> **TASK REQUIREMENTS**
State how many lines of the entries hold the string "備份間隔", and nothing more.

> **Part of a data file**

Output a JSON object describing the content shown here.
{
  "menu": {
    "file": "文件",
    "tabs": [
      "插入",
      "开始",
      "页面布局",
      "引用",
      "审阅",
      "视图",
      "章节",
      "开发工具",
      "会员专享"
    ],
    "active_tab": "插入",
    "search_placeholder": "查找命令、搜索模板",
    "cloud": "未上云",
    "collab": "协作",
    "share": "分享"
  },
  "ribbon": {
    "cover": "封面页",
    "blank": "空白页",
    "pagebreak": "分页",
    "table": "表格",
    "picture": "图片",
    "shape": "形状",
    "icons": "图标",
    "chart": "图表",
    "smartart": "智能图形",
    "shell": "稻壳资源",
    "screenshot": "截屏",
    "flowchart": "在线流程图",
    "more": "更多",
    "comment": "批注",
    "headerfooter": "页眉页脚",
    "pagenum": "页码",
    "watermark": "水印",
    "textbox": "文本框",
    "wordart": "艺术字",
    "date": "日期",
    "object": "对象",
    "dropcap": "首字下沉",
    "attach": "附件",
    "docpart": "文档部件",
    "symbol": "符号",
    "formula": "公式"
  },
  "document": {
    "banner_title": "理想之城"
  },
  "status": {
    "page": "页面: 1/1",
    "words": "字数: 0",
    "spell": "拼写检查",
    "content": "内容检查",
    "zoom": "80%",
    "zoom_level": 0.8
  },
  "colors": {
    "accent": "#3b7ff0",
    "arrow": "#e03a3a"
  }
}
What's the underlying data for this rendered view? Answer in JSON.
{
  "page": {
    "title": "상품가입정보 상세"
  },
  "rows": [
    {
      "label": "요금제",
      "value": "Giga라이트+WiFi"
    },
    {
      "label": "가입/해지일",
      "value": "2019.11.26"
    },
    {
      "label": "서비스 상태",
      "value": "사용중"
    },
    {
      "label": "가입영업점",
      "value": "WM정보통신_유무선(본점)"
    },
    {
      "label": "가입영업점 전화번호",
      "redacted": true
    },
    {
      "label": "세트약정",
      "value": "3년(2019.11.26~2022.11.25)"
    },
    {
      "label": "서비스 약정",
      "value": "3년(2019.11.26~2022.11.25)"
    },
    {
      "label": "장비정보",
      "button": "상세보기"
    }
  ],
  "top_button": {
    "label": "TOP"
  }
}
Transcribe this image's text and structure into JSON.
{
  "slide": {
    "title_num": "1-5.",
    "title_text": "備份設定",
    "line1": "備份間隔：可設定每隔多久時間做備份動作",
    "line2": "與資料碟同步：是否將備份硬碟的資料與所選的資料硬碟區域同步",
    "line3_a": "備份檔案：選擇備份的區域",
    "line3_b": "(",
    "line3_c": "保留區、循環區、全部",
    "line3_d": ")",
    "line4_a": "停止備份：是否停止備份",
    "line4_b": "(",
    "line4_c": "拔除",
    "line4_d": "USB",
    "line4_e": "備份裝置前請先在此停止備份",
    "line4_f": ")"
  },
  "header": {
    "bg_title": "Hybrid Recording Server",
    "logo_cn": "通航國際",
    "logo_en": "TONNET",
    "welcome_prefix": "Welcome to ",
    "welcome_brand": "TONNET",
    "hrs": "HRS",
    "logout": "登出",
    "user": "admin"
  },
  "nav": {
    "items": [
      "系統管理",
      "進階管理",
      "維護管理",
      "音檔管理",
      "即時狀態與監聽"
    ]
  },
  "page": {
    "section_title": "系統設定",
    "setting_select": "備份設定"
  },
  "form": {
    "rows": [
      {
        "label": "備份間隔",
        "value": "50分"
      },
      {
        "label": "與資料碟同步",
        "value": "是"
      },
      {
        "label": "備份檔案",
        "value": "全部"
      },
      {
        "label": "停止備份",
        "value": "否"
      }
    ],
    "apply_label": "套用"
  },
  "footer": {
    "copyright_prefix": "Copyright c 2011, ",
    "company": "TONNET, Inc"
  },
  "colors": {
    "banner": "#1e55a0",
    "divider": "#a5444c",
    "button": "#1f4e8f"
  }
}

> **SOLUTION FOR THIS TASK**
2